To be done:
Gather up the lines with the word "total" in them.

— START Record set —

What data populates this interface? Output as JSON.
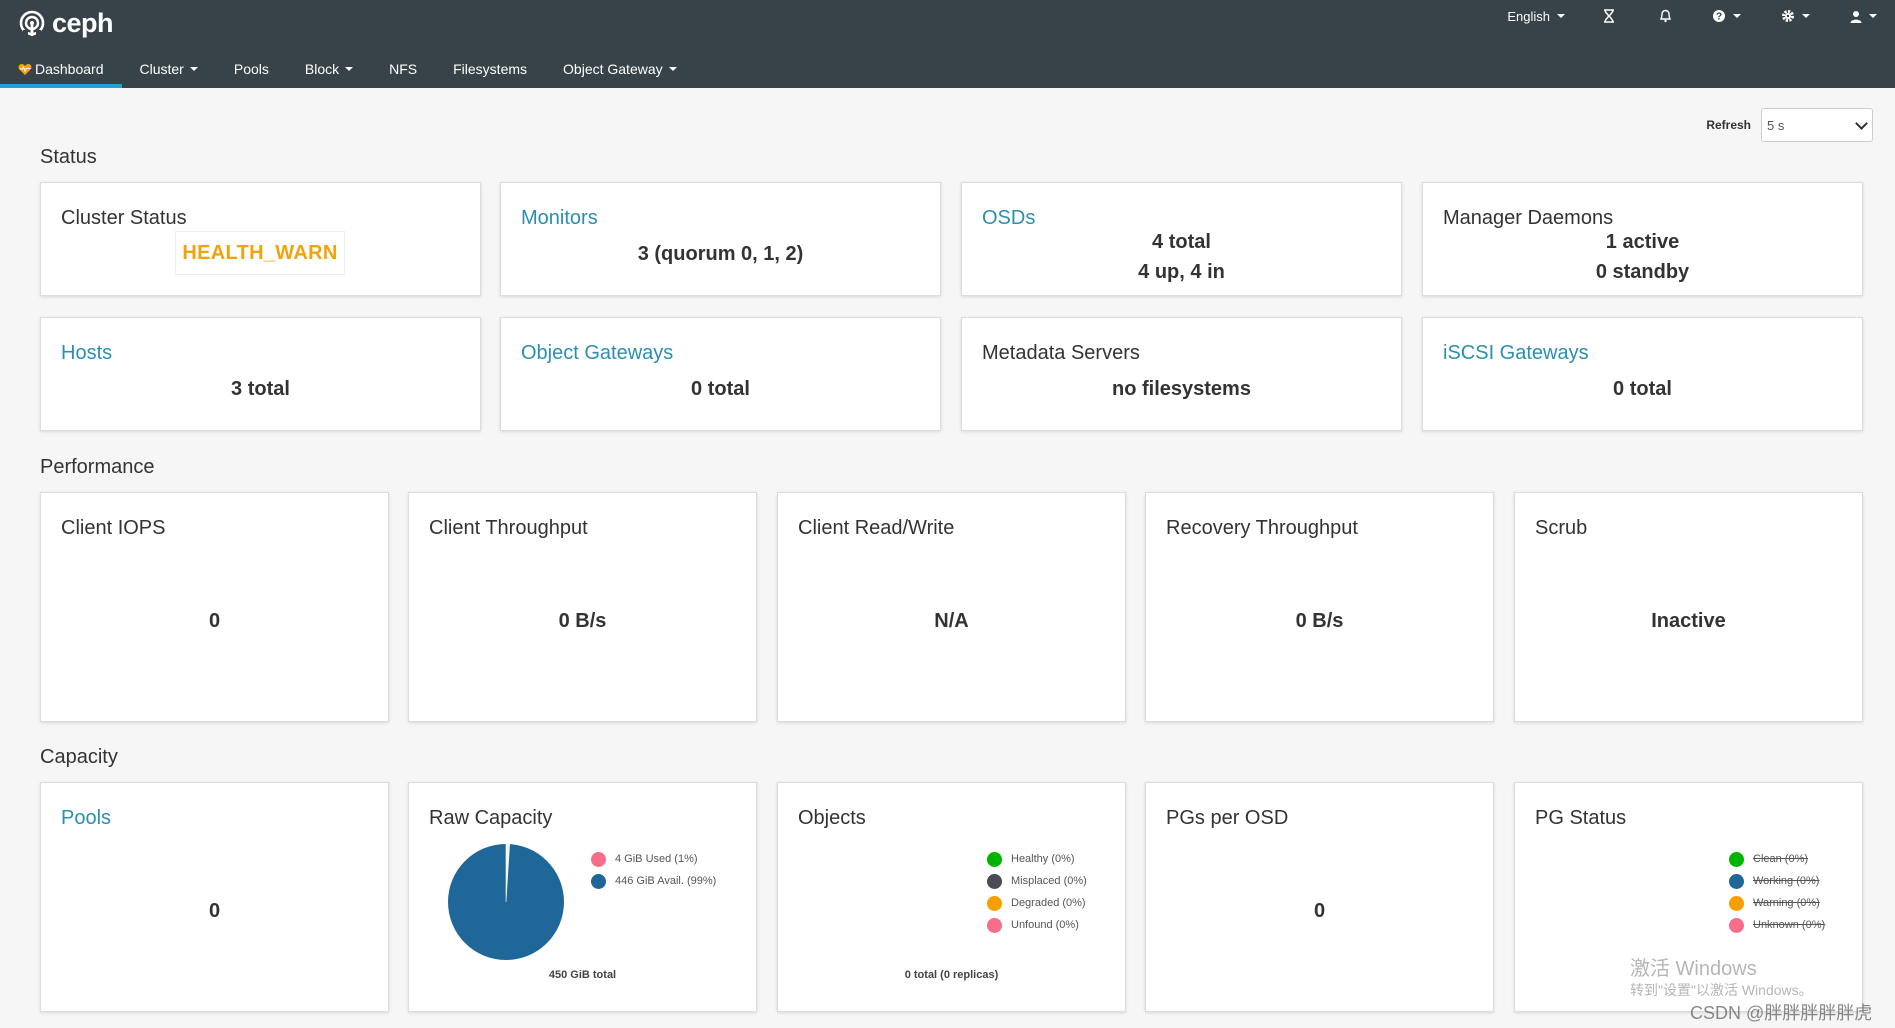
{
  "header": {
    "brand": "ceph",
    "language": "English",
    "nav": [
      {
        "label": "Dashboard"
      },
      {
        "label": "Cluster"
      },
      {
        "label": "Pools"
      },
      {
        "label": "Block"
      },
      {
        "label": "NFS"
      },
      {
        "label": "Filesystems"
      },
      {
        "label": "Object Gateway"
      }
    ],
    "colors": {
      "bar": "#374249",
      "active_underline": "#2a9fd6"
    }
  },
  "refresh": {
    "label": "Refresh",
    "value": "5 s"
  },
  "sections": {
    "status": "Status",
    "performance": "Performance",
    "capacity": "Capacity"
  },
  "status": {
    "cluster_status": {
      "title": "Cluster Status",
      "value": "HEALTH_WARN"
    },
    "monitors": {
      "title": "Monitors",
      "value": "3 (quorum 0, 1, 2)"
    },
    "osds": {
      "title": "OSDs",
      "line1": "4 total",
      "line2": "4 up, 4 in"
    },
    "managers": {
      "title": "Manager Daemons",
      "line1": "1 active",
      "line2": "0 standby"
    },
    "hosts": {
      "title": "Hosts",
      "value": "3 total"
    },
    "object_gateways": {
      "title": "Object Gateways",
      "value": "0 total"
    },
    "metadata_servers": {
      "title": "Metadata Servers",
      "value": "no filesystems"
    },
    "iscsi_gateways": {
      "title": "iSCSI Gateways",
      "value": "0 total"
    }
  },
  "performance": [
    {
      "title": "Client IOPS",
      "value": "0"
    },
    {
      "title": "Client Throughput",
      "value": "0 B/s"
    },
    {
      "title": "Client Read/Write",
      "value": "N/A"
    },
    {
      "title": "Recovery Throughput",
      "value": "0 B/s"
    },
    {
      "title": "Scrub",
      "value": "Inactive"
    }
  ],
  "capacity": {
    "pools": {
      "title": "Pools",
      "value": "0"
    },
    "raw_capacity": {
      "title": "Raw Capacity",
      "legend": [
        {
          "label": "4 GiB Used (1%)",
          "color": "#f76e8a"
        },
        {
          "label": "446 GiB Avail. (99%)",
          "color": "#1f6699"
        }
      ],
      "used_fraction": 0.01,
      "total": "450 GiB total"
    },
    "objects": {
      "title": "Objects",
      "legend": [
        {
          "label": "Healthy (0%)",
          "color": "#00b400"
        },
        {
          "label": "Misplaced (0%)",
          "color": "#4b4b55"
        },
        {
          "label": "Degraded (0%)",
          "color": "#f5a000"
        },
        {
          "label": "Unfound (0%)",
          "color": "#f76e8a"
        }
      ],
      "total": "0 total (0 replicas)"
    },
    "pgs_per_osd": {
      "title": "PGs per OSD",
      "value": "0"
    },
    "pg_status": {
      "title": "PG Status",
      "legend": [
        {
          "label": "Clean (0%)",
          "color": "#00b400"
        },
        {
          "label": "Working (0%)",
          "color": "#1f6699"
        },
        {
          "label": "Warning (0%)",
          "color": "#f5a000"
        },
        {
          "label": "Unknown (0%)",
          "color": "#f76e8a"
        }
      ]
    }
  },
  "overlay": {
    "activate_title": "激活 Windows",
    "activate_sub": "转到\"设置\"以激活 Windows。",
    "credit": "CSDN @胖胖胖胖胖虎"
  }
}
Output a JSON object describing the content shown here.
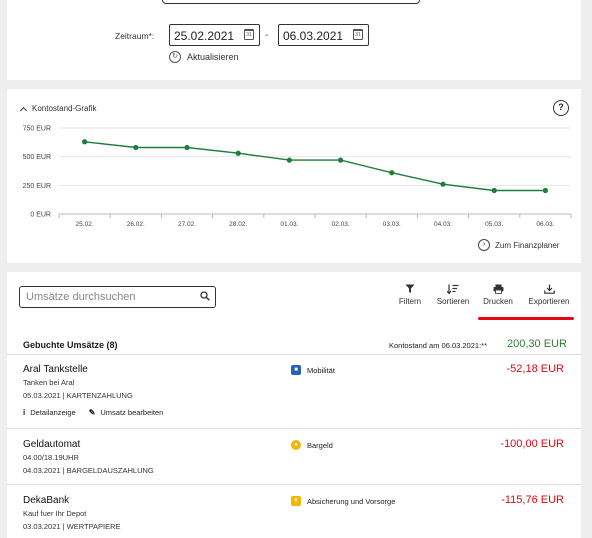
{
  "filters": {
    "zeitraum_label": "Zeitraum*:",
    "date_from": "25.02.2021",
    "date_to": "06.03.2021",
    "date_separator": "-",
    "refresh_label": "Aktualisieren"
  },
  "chart_section": {
    "title": "Kontostand-Grafik",
    "help": "?",
    "link_label": "Zum Finanzplaner"
  },
  "chart_data": {
    "type": "line",
    "categories": [
      "25.02.",
      "26.02.",
      "27.02.",
      "28.02.",
      "01.03.",
      "02.03.",
      "03.03.",
      "04.03.",
      "05.03.",
      "06.03."
    ],
    "values": [
      630,
      580,
      580,
      530,
      470,
      470,
      360,
      260,
      205,
      205
    ],
    "y_ticks": [
      "0 EUR",
      "250 EUR",
      "500 EUR",
      "750 EUR"
    ],
    "ylim": [
      0,
      750
    ],
    "color": "#1e7d3c",
    "grid": "horizontal"
  },
  "toolbar": {
    "search_placeholder": "Umsätze durchsuchen",
    "filter_label": "Filtern",
    "sort_label": "Sortieren",
    "print_label": "Drucken",
    "export_label": "Exportieren"
  },
  "booked": {
    "title": "Gebuchte Umsätze (8)",
    "balance_label": "Kontostand am 06.03.2021:**",
    "balance_amount": "200,30 EUR"
  },
  "transactions": [
    {
      "name": "Aral Tankstelle",
      "line1": "Tanken bei Aral",
      "line2": "05.03.2021 | KARTENZAHLUNG",
      "category": "Mobilität",
      "amount": "-52,18 EUR",
      "action_details": "Detailanzeige",
      "action_edit": "Umsatz bearbeiten"
    },
    {
      "name": "Geldautomat",
      "line1": "04.00/18.19UHR",
      "line2": "04.03.2021 | BARGELDAUSZAHLUNG",
      "category": "Bargeld",
      "amount": "-100,00 EUR"
    },
    {
      "name": "DekaBank",
      "line1": "Kauf fuer Ihr Depot",
      "line2": "03.03.2021 | WERTPAPIERE",
      "category": "Absicherung und Vorsorge",
      "amount": "-115,76 EUR"
    }
  ]
}
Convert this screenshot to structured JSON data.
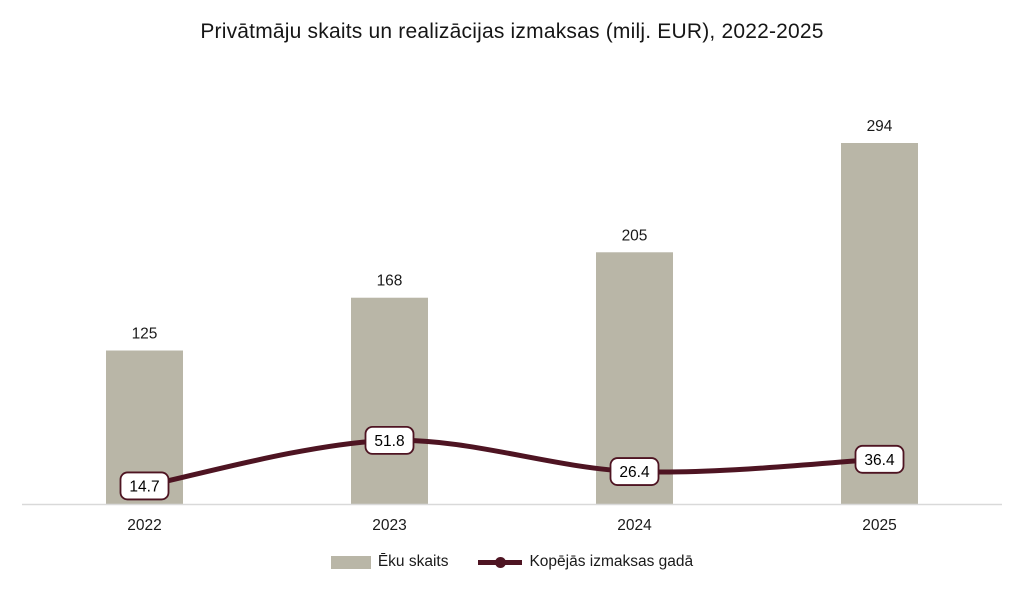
{
  "chart_data": {
    "type": "bar+line",
    "title": "Privātmāju skaits un realizācijas izmaksas (milj. EUR), 2022-2025",
    "categories": [
      "2022",
      "2023",
      "2024",
      "2025"
    ],
    "series": [
      {
        "name": "Ēku skaits",
        "type": "bar",
        "values": [
          125,
          168,
          205,
          294
        ],
        "color": "#b9b6a7"
      },
      {
        "name": "Kopējās izmaksas gadā",
        "type": "line",
        "values": [
          14.7,
          51.8,
          26.4,
          36.4
        ],
        "color": "#4e1422",
        "point_labels": [
          "14.7",
          "51.8",
          "26.4",
          "36.4"
        ]
      }
    ],
    "ylim": [
      0,
      294
    ],
    "grid": false,
    "y_axis_visible": false,
    "legend_position": "bottom",
    "axis_color": "#d9d9d9",
    "label_text_color": "#1a1a1a",
    "point_label_box": {
      "fill": "#ffffff",
      "text_color": "#000000"
    }
  }
}
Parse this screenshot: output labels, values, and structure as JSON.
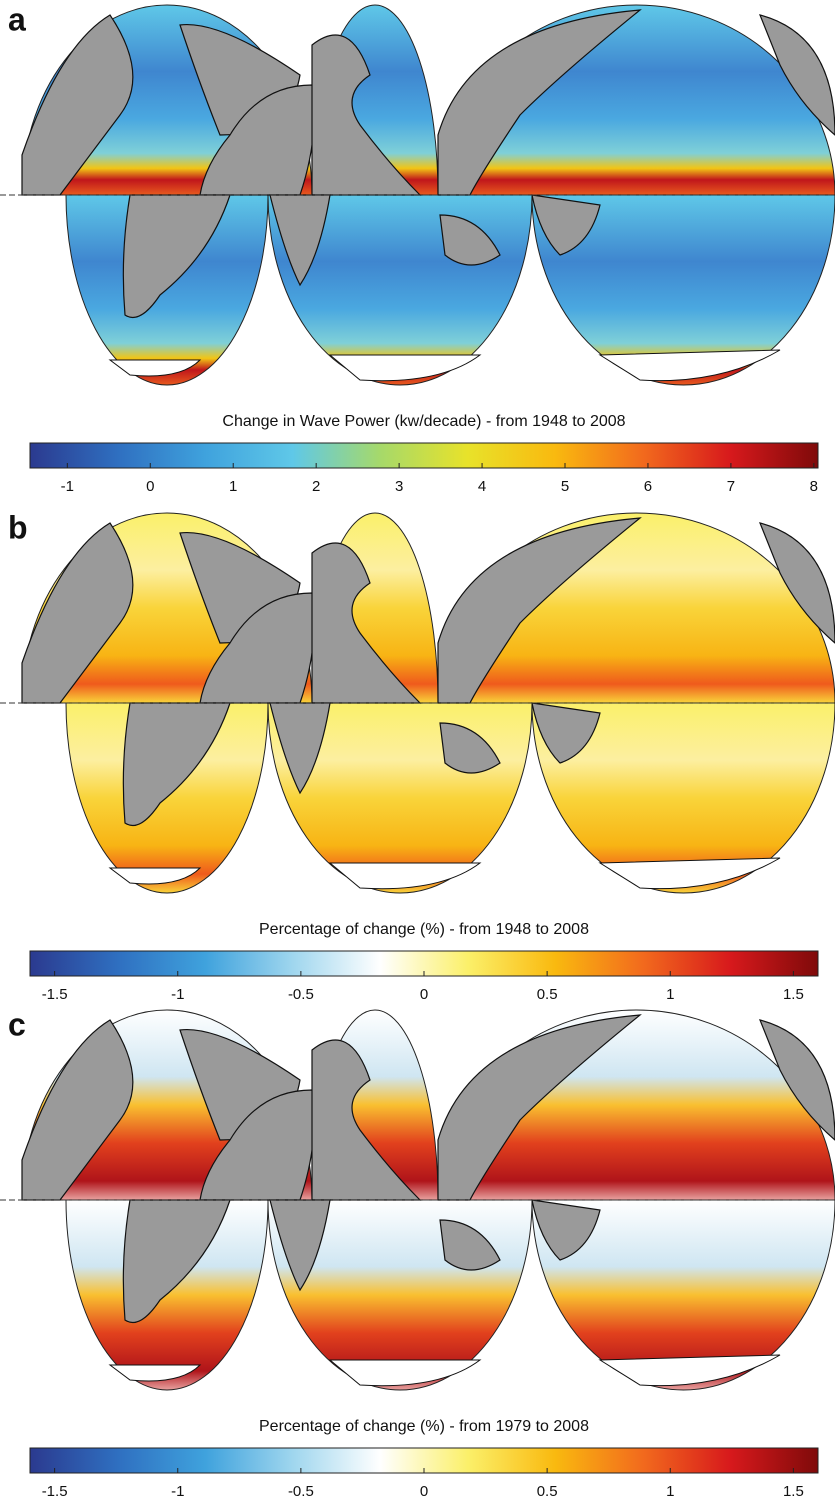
{
  "panels": [
    {
      "label": "a",
      "colorbar": {
        "title": "Change in Wave Power (kw/decade) - from 1948 to 2008",
        "range": [
          -1.45,
          8.05
        ],
        "ticks": [
          -1,
          0,
          1,
          2,
          3,
          4,
          5,
          6,
          7,
          8
        ],
        "colors": [
          "#2b3a8f",
          "#2f6fc0",
          "#3fa2dd",
          "#5fc8e8",
          "#a6d96a",
          "#e8e22a",
          "#f9b90f",
          "#f26a1d",
          "#d7191c",
          "#7f0a0a"
        ]
      }
    },
    {
      "label": "b",
      "colorbar": {
        "title": "Percentage of change (%) - from 1948 to 2008",
        "range": [
          -1.6,
          1.6
        ],
        "ticks": [
          -1.5,
          -1,
          -0.5,
          0,
          0.5,
          1,
          1.5
        ],
        "colors": [
          "#2b3a8f",
          "#2f6fc0",
          "#3fa2dd",
          "#9fd6ee",
          "#ffffff",
          "#fbf06a",
          "#f9b90f",
          "#f26a1d",
          "#d7191c",
          "#7f0a0a"
        ]
      }
    },
    {
      "label": "c",
      "colorbar": {
        "title": "Percentage of change (%) - from 1979 to 2008",
        "range": [
          -1.6,
          1.6
        ],
        "ticks": [
          -1.5,
          -1,
          -0.5,
          0,
          0.5,
          1,
          1.5
        ],
        "colors": [
          "#2b3a8f",
          "#2f6fc0",
          "#3fa2dd",
          "#9fd6ee",
          "#ffffff",
          "#fbf06a",
          "#f9b90f",
          "#f26a1d",
          "#d7191c",
          "#7f0a0a"
        ]
      }
    }
  ]
}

— END Record set —

Response to the exercise:
      "line1": "4 total",
      "value": "3 total"
      "value": "0 total"
      "value": "0 total"
      "total": "450 GiB total"
      "total": "0 total (0 replicas)"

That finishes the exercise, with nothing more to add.